### THE TASK
Which lines below hold the word "social"? Copy all of them.

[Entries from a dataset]
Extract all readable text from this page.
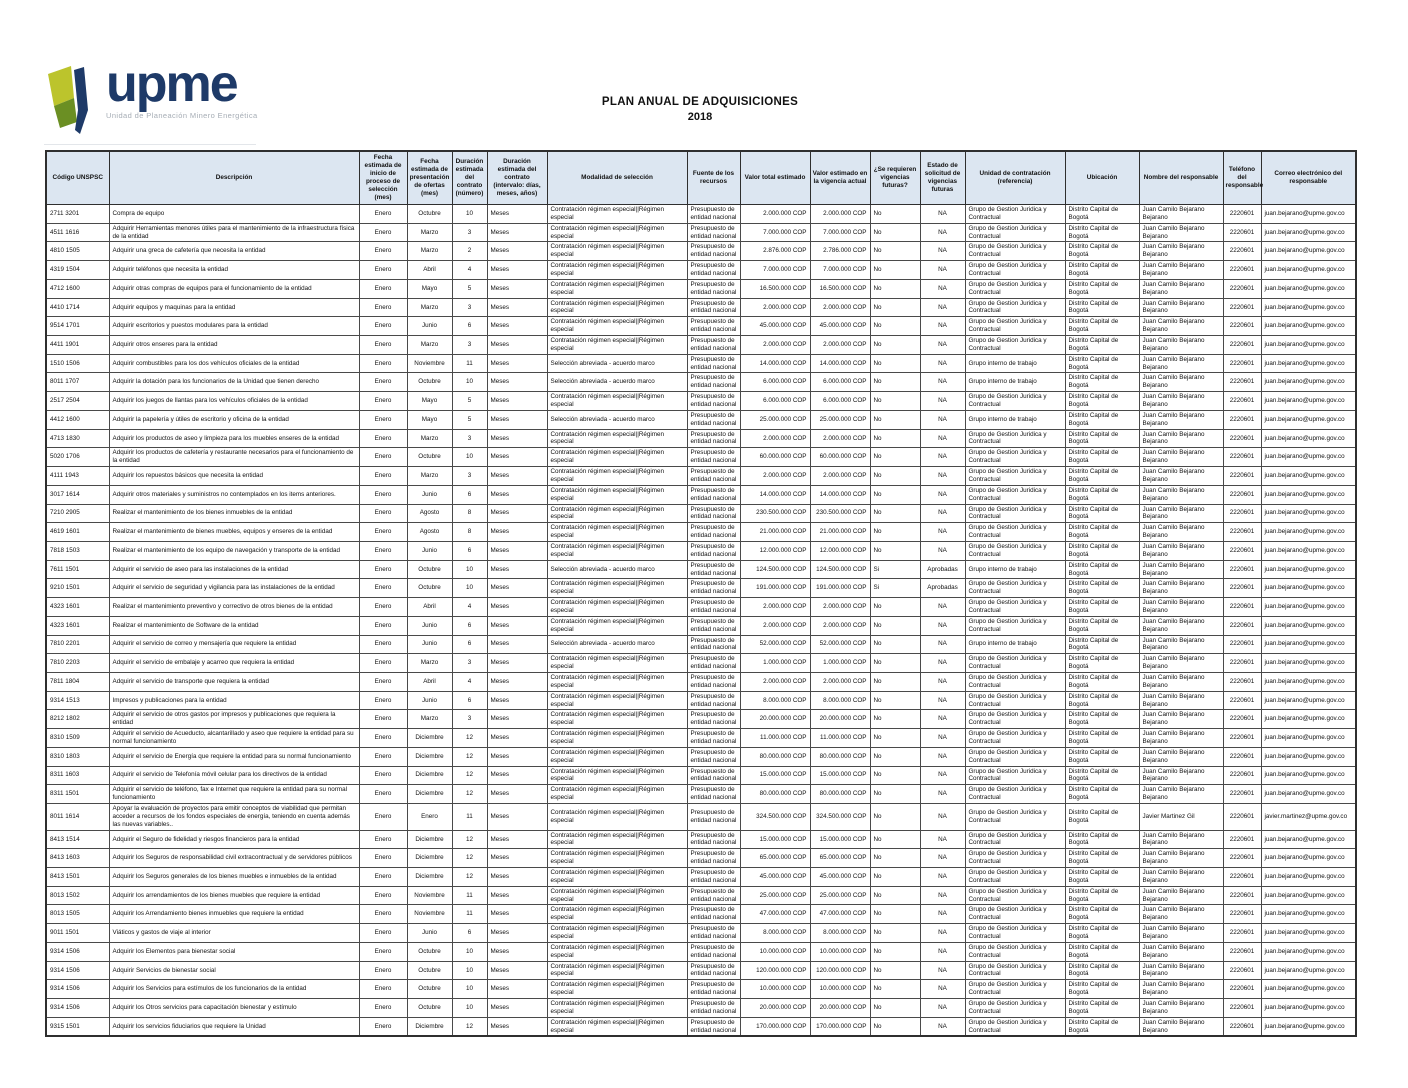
upme
Unidad de Planeación Minero Energética
PLAN ANUAL DE ADQUISICIONES
2018
Código UNSPSC	Descripción	Fecha estimada de inicio de proceso de selección (mes)	Fecha estimada de presentación de ofertas (mes)	Duración estimada del contrato (número)	Duración estimada del contrato (intervalo: días, meses, años)	Modalidad de selección	Fuente de los recursos	Valor total estimado	Valor estimado en la vigencia actual	¿Se requieren vigencias futuras?	Estado de solicitud de vigencias futuras	Unidad de contratación (referencia)	Ubicación	Nombre del responsable	Teléfono del responsable	Correo electrónico del responsable
2711 3201	Compra de equipo	Enero	Octubre	10	Meses	Contratación régimen especial||Régimen especial	Presupuesto de entidad nacional	2.000.000 COP	2.000.000 COP	No	NA	Grupo de Gestion Juridica y Contractual	Distrito Capital de Bogotá	Juan Camilo Bejarano Bejarano	2220601	juan.bejarano@upme.gov.co
4511 1616	Adquirir Herramientas menores útiles para el mantenimiento de la infraestructura física de la entidad	Enero	Marzo	3	Meses	Contratación régimen especial||Régimen especial	Presupuesto de entidad nacional	7.000.000 COP	7.000.000 COP	No	NA	Grupo de Gestion Juridica y Contractual	Distrito Capital de Bogotá	Juan Camilo Bejarano Bejarano	2220601	juan.bejarano@upme.gov.co
4810 1505	Adquirir una greca de cafetería que necesita la entidad	Enero	Marzo	2	Meses	Contratación régimen especial||Régimen especial	Presupuesto de entidad nacional	2.876.000 COP	2.786.000 COP	No	NA	Grupo de Gestion Juridica y Contractual	Distrito Capital de Bogotá	Juan Camilo Bejarano Bejarano	2220601	juan.bejarano@upme.gov.co
4319 1504	Adquirir teléfonos que necesita la entidad	Enero	Abril	4	Meses	Contratación régimen especial||Régimen especial	Presupuesto de entidad nacional	7.000.000 COP	7.000.000 COP	No	NA	Grupo de Gestion Juridica y Contractual	Distrito Capital de Bogotá	Juan Camilo Bejarano Bejarano	2220601	juan.bejarano@upme.gov.co
4712 1600	Adquirir otras compras de equipos para el funcionamiento de la entidad	Enero	Mayo	5	Meses	Contratación régimen especial||Régimen especial	Presupuesto de entidad nacional	16.500.000 COP	16.500.000 COP	No	NA	Grupo de Gestion Juridica y Contractual	Distrito Capital de Bogotá	Juan Camilo Bejarano Bejarano	2220601	juan.bejarano@upme.gov.co
4410 1714	Adquirir equipos y maquinas para la entidad	Enero	Marzo	3	Meses	Contratación régimen especial||Régimen especial	Presupuesto de entidad nacional	2.000.000 COP	2.000.000 COP	No	NA	Grupo de Gestion Juridica y Contractual	Distrito Capital de Bogotá	Juan Camilo Bejarano Bejarano	2220601	juan.bejarano@upme.gov.co
9514 1701	Adquirir escritorios y puestos modulares para la entidad	Enero	Junio	6	Meses	Contratación régimen especial||Régimen especial	Presupuesto de entidad nacional	45.000.000 COP	45.000.000 COP	No	NA	Grupo de Gestion Juridica y Contractual	Distrito Capital de Bogotá	Juan Camilo Bejarano Bejarano	2220601	juan.bejarano@upme.gov.co
4411 1901	Adquirir otros enseres para la entidad	Enero	Marzo	3	Meses	Contratación régimen especial||Régimen especial	Presupuesto de entidad nacional	2.000.000 COP	2.000.000 COP	No	NA	Grupo de Gestion Juridica y Contractual	Distrito Capital de Bogotá	Juan Camilo Bejarano Bejarano	2220601	juan.bejarano@upme.gov.co
1510 1506	Adquirir combustibles para los dos vehículos oficiales de la entidad	Enero	Noviembre	11	Meses	Selección abreviada - acuerdo marco	Presupuesto de entidad nacional	14.000.000 COP	14.000.000 COP	No	NA	Grupo interno de trabajo	Distrito Capital de Bogotá	Juan Camilo Bejarano Bejarano	2220601	juan.bejarano@upme.gov.co
8011 1707	Adquirir la dotación para los funcionarios de la Unidad que tienen derecho	Enero	Octubre	10	Meses	Selección abreviada - acuerdo marco	Presupuesto de entidad nacional	6.000.000 COP	6.000.000 COP	No	NA	Grupo interno de trabajo	Distrito Capital de Bogotá	Juan Camilo Bejarano Bejarano	2220601	juan.bejarano@upme.gov.co
2517 2504	Adquirir los juegos de llantas para los vehículos oficiales de la entidad	Enero	Mayo	5	Meses	Contratación régimen especial||Régimen especial	Presupuesto de entidad nacional	6.000.000 COP	6.000.000 COP	No	NA	Grupo de Gestion Juridica y Contractual	Distrito Capital de Bogotá	Juan Camilo Bejarano Bejarano	2220601	juan.bejarano@upme.gov.co
4412 1600	Adquirir la papelería y útiles de escritorio y oficina de la entidad	Enero	Mayo	5	Meses	Selección abreviada - acuerdo marco	Presupuesto de entidad nacional	25.000.000 COP	25.000.000 COP	No	NA	Grupo interno de trabajo	Distrito Capital de Bogotá	Juan Camilo Bejarano Bejarano	2220601	juan.bejarano@upme.gov.co
4713 1830	Adquirir los productos de aseo y limpieza para los muebles enseres de la entidad	Enero	Marzo	3	Meses	Contratación régimen especial||Régimen especial	Presupuesto de entidad nacional	2.000.000 COP	2.000.000 COP	No	NA	Grupo de Gestion Juridica y Contractual	Distrito Capital de Bogotá	Juan Camilo Bejarano Bejarano	2220601	juan.bejarano@upme.gov.co
5020 1706	Adquirir los productos de cafetería y restaurante necesarios para el funcionamiento de la entidad	Enero	Octubre	10	Meses	Contratación régimen especial||Régimen especial	Presupuesto de entidad nacional	60.000.000 COP	60.000.000 COP	No	NA	Grupo de Gestion Juridica y Contractual	Distrito Capital de Bogotá	Juan Camilo Bejarano Bejarano	2220601	juan.bejarano@upme.gov.co
4111 1943	Adquirir los repuestos básicos que necesita la entidad	Enero	Marzo	3	Meses	Contratación régimen especial||Régimen especial	Presupuesto de entidad nacional	2.000.000 COP	2.000.000 COP	No	NA	Grupo de Gestion Juridica y Contractual	Distrito Capital de Bogotá	Juan Camilo Bejarano Bejarano	2220601	juan.bejarano@upme.gov.co
3017 1614	Adquirir otros materiales y suministros no contemplados en los items anteriores.	Enero	Junio	6	Meses	Contratación régimen especial||Régimen especial	Presupuesto de entidad nacional	14.000.000 COP	14.000.000 COP	No	NA	Grupo de Gestion Juridica y Contractual	Distrito Capital de Bogotá	Juan Camilo Bejarano Bejarano	2220601	juan.bejarano@upme.gov.co
7210 2905	Realizar el mantenimiento de los bienes inmuebles de la entidad	Enero	Agosto	8	Meses	Contratación régimen especial||Régimen especial	Presupuesto de entidad nacional	230.500.000 COP	230.500.000 COP	No	NA	Grupo de Gestion Juridica y Contractual	Distrito Capital de Bogotá	Juan Camilo Bejarano Bejarano	2220601	juan.bejarano@upme.gov.co
4619 1601	Realizar el mantenimiento de bienes muebles, equipos y enseres de la entidad	Enero	Agosto	8	Meses	Contratación régimen especial||Régimen especial	Presupuesto de entidad nacional	21.000.000 COP	21.000.000 COP	No	NA	Grupo de Gestion Juridica y Contractual	Distrito Capital de Bogotá	Juan Camilo Bejarano Bejarano	2220601	juan.bejarano@upme.gov.co
7818 1503	Realizar el mantenimiento de los equipo de navegación y transporte de la entidad	Enero	Junio	6	Meses	Contratación régimen especial||Régimen especial	Presupuesto de entidad nacional	12.000.000 COP	12.000.000 COP	No	NA	Grupo de Gestion Juridica y Contractual	Distrito Capital de Bogotá	Juan Camilo Bejarano Bejarano	2220601	juan.bejarano@upme.gov.co
7611 1501	Adquirir el servicio de aseo para las instalaciones de la entidad	Enero	Octubre	10	Meses	Selección abreviada - acuerdo marco	Presupuesto de entidad nacional	124.500.000 COP	124.500.000 COP	Si	Aprobadas	Grupo interno de trabajo	Distrito Capital de Bogotá	Juan Camilo Bejarano Bejarano	2220601	juan.bejarano@upme.gov.co
9210 1501	Adquirir el servicio de seguridad y vigilancia para las instalaciones de la entidad	Enero	Octubre	10	Meses	Contratación régimen especial||Régimen especial	Presupuesto de entidad nacional	191.000.000 COP	191.000.000 COP	Si	Aprobadas	Grupo de Gestion Juridica y Contractual	Distrito Capital de Bogotá	Juan Camilo Bejarano Bejarano	2220601	juan.bejarano@upme.gov.co
4323 1601	Realizar el mantenimiento preventivo y correctivo de otros bienes de la entidad	Enero	Abril	4	Meses	Contratación régimen especial||Régimen especial	Presupuesto de entidad nacional	2.000.000 COP	2.000.000 COP	No	NA	Grupo de Gestion Juridica y Contractual	Distrito Capital de Bogotá	Juan Camilo Bejarano Bejarano	2220601	juan.bejarano@upme.gov.co
4323 1601	Realizar el mantenimiento de Software de la entidad	Enero	Junio	6	Meses	Contratación régimen especial||Régimen especial	Presupuesto de entidad nacional	2.000.000 COP	2.000.000 COP	No	NA	Grupo de Gestion Juridica y Contractual	Distrito Capital de Bogotá	Juan Camilo Bejarano Bejarano	2220601	juan.bejarano@upme.gov.co
7810 2201	Adquirir el servicio de correo y mensajería que requiere la entidad	Enero	Junio	6	Meses	Selección abreviada - acuerdo marco	Presupuesto de entidad nacional	52.000.000 COP	52.000.000 COP	No	NA	Grupo interno de trabajo	Distrito Capital de Bogotá	Juan Camilo Bejarano Bejarano	2220601	juan.bejarano@upme.gov.co
7810 2203	Adquirir el servicio de embalaje y acarreo que requiera la entidad	Enero	Marzo	3	Meses	Contratación régimen especial||Régimen especial	Presupuesto de entidad nacional	1.000.000 COP	1.000.000 COP	No	NA	Grupo de Gestion Juridica y Contractual	Distrito Capital de Bogotá	Juan Camilo Bejarano Bejarano	2220601	juan.bejarano@upme.gov.co
7811 1804	Adquirir el servicio de transporte que requiera la entidad	Enero	Abril	4	Meses	Contratación régimen especial||Régimen especial	Presupuesto de entidad nacional	2.000.000 COP	2.000.000 COP	No	NA	Grupo de Gestion Juridica y Contractual	Distrito Capital de Bogotá	Juan Camilo Bejarano Bejarano	2220601	juan.bejarano@upme.gov.co
9314 1513	Impresos y publicaciones para la entidad	Enero	Junio	6	Meses	Contratación régimen especial||Régimen especial	Presupuesto de entidad nacional	8.000.000 COP	8.000.000 COP	No	NA	Grupo de Gestion Juridica y Contractual	Distrito Capital de Bogotá	Juan Camilo Bejarano Bejarano	2220601	juan.bejarano@upme.gov.co
8212 1802	Adquirir el servicio de otros gastos por impresos y publicaciones que requiera la entidad	Enero	Marzo	3	Meses	Contratación régimen especial||Régimen especial	Presupuesto de entidad nacional	20.000.000 COP	20.000.000 COP	No	NA	Grupo de Gestion Juridica y Contractual	Distrito Capital de Bogotá	Juan Camilo Bejarano Bejarano	2220601	juan.bejarano@upme.gov.co
8310 1509	Adquirir el servicio de Acueducto, alcantarillado y aseo que requiere la entidad para su normal funcionamiento	Enero	Diciembre	12	Meses	Contratación régimen especial||Régimen especial	Presupuesto de entidad nacional	11.000.000 COP	11.000.000 COP	No	NA	Grupo de Gestion Juridica y Contractual	Distrito Capital de Bogotá	Juan Camilo Bejarano Bejarano	2220601	juan.bejarano@upme.gov.co
8310 1803	Adquirir el servicio de Energía que requiere la entidad para su normal funcionamiento	Enero	Diciembre	12	Meses	Contratación régimen especial||Régimen especial	Presupuesto de entidad nacional	80.000.000 COP	80.000.000 COP	No	NA	Grupo de Gestion Juridica y Contractual	Distrito Capital de Bogotá	Juan Camilo Bejarano Bejarano	2220601	juan.bejarano@upme.gov.co
8311 1603	Adquirir el servicio de Telefonía móvil celular para los directivos de la entidad	Enero	Diciembre	12	Meses	Contratación régimen especial||Régimen especial	Presupuesto de entidad nacional	15.000.000 COP	15.000.000 COP	No	NA	Grupo de Gestion Juridica y Contractual	Distrito Capital de Bogotá	Juan Camilo Bejarano Bejarano	2220601	juan.bejarano@upme.gov.co
8311 1501	Adquirir el servicio de teléfono, fax e Internet que requiere la entidad para su normal funcionamiento	Enero	Diciembre	12	Meses	Contratación régimen especial||Régimen especial	Presupuesto de entidad nacional	80.000.000 COP	80.000.000 COP	No	NA	Grupo de Gestion Juridica y Contractual	Distrito Capital de Bogotá	Juan Camilo Bejarano Bejarano	2220601	juan.bejarano@upme.gov.co
8011 1614	Apoyar la evaluación de proyectos para emitir conceptos de viabilidad que permitan acceder a recursos de los fondos especiales de energía, teniendo en cuenta además las nuevas variables..	Enero	Enero	11	Meses	Contratación régimen especial||Régimen especial	Presupuesto de entidad nacional	324.500.000 COP	324.500.000 COP	No	NA	Grupo de Gestion Juridica y Contractual	Distrito Capital de Bogotá	Javier Martinez Gil	2220601	javier.martinez@upme.gov.co
8413 1514	Adquirir el Seguro de fidelidad y riesgos financieros para la entidad	Enero	Diciembre	12	Meses	Contratación régimen especial||Régimen especial	Presupuesto de entidad nacional	15.000.000 COP	15.000.000 COP	No	NA	Grupo de Gestion Juridica y Contractual	Distrito Capital de Bogotá	Juan Camilo Bejarano Bejarano	2220601	juan.bejarano@upme.gov.co
8413 1603	Adquirir los Seguros de responsabilidad civil extracontractual y de servidores públicos	Enero	Diciembre	12	Meses	Contratación régimen especial||Régimen especial	Presupuesto de entidad nacional	65.000.000 COP	65.000.000 COP	No	NA	Grupo de Gestion Juridica y Contractual	Distrito Capital de Bogotá	Juan Camilo Bejarano Bejarano	2220601	juan.bejarano@upme.gov.co
8413 1501	Adquirir los Seguros generales de los bienes muebles e inmuebles de la entidad	Enero	Diciembre	12	Meses	Contratación régimen especial||Régimen especial	Presupuesto de entidad nacional	45.000.000 COP	45.000.000 COP	No	NA	Grupo de Gestion Juridica y Contractual	Distrito Capital de Bogotá	Juan Camilo Bejarano Bejarano	2220601	juan.bejarano@upme.gov.co
8013 1502	Adquirir los arrendamientos de los bienes muebles que requiere la entidad	Enero	Noviembre	11	Meses	Contratación régimen especial||Régimen especial	Presupuesto de entidad nacional	25.000.000 COP	25.000.000 COP	No	NA	Grupo de Gestion Juridica y Contractual	Distrito Capital de Bogotá	Juan Camilo Bejarano Bejarano	2220601	juan.bejarano@upme.gov.co
8013 1505	Adquirir los Arrendamiento bienes inmuebles que requiere la entidad	Enero	Noviembre	11	Meses	Contratación régimen especial||Régimen especial	Presupuesto de entidad nacional	47.000.000 COP	47.000.000 COP	No	NA	Grupo de Gestion Juridica y Contractual	Distrito Capital de Bogotá	Juan Camilo Bejarano Bejarano	2220601	juan.bejarano@upme.gov.co
9011 1501	Viáticos y gastos de viaje al interior	Enero	Junio	6	Meses	Contratación régimen especial||Régimen especial	Presupuesto de entidad nacional	8.000.000 COP	8.000.000 COP	No	NA	Grupo de Gestion Juridica y Contractual	Distrito Capital de Bogotá	Juan Camilo Bejarano Bejarano	2220601	juan.bejarano@upme.gov.co
9314 1506	Adquirir los Elementos para bienestar social	Enero	Octubre	10	Meses	Contratación régimen especial||Régimen especial	Presupuesto de entidad nacional	10.000.000 COP	10.000.000 COP	No	NA	Grupo de Gestion Juridica y Contractual	Distrito Capital de Bogotá	Juan Camilo Bejarano Bejarano	2220601	juan.bejarano@upme.gov.co
9314 1506	Adquirir Servicios de bienestar social	Enero	Octubre	10	Meses	Contratación régimen especial||Régimen especial	Presupuesto de entidad nacional	120.000.000 COP	120.000.000 COP	No	NA	Grupo de Gestion Juridica y Contractual	Distrito Capital de Bogotá	Juan Camilo Bejarano Bejarano	2220601	juan.bejarano@upme.gov.co
9314 1506	Adquirir los Servicios para estímulos de los funcionarios de la entidad	Enero	Octubre	10	Meses	Contratación régimen especial||Régimen especial	Presupuesto de entidad nacional	10.000.000 COP	10.000.000 COP	No	NA	Grupo de Gestion Juridica y Contractual	Distrito Capital de Bogotá	Juan Camilo Bejarano Bejarano	2220601	juan.bejarano@upme.gov.co
9314 1506	Adquirir los Otros servicios para capacitación bienestar y estímulo	Enero	Octubre	10	Meses	Contratación régimen especial||Régimen especial	Presupuesto de entidad nacional	20.000.000 COP	20.000.000 COP	No	NA	Grupo de Gestion Juridica y Contractual	Distrito Capital de Bogotá	Juan Camilo Bejarano Bejarano	2220601	juan.bejarano@upme.gov.co
9315 1501	Adquirir los servicios fiduciarios que requiere la Unidad	Enero	Diciembre	12	Meses	Contratación régimen especial||Régimen especial	Presupuesto de entidad nacional	170.000.000 COP	170.000.000 COP	No	NA	Grupo de Gestion Juridica y Contractual	Distrito Capital de Bogotá	Juan Camilo Bejarano Bejarano	2220601	juan.bejarano@upme.gov.co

### RESPONSE
9314 1506	Adquirir los Elementos para bienestar social	Enero	Octubre	10	Meses	Contratación régimen especial||Régimen especial	Presupuesto de entidad nacional	10.000.000 COP	10.000.000 COP	No	NA	Grupo de Gestion Juridica y Contractual	Distrito Capital de Bogotá	Juan Camilo Bejarano Bejarano	2220601	juan.bejarano@upme.gov.co
9314 1506	Adquirir Servicios de bienestar social	Enero	Octubre	10	Meses	Contratación régimen especial||Régimen especial	Presupuesto de entidad nacional	120.000.000 COP	120.000.000 COP	No	NA	Grupo de Gestion Juridica y Contractual	Distrito Capital de Bogotá	Juan Camilo Bejarano Bejarano	2220601	juan.bejarano@upme.gov.co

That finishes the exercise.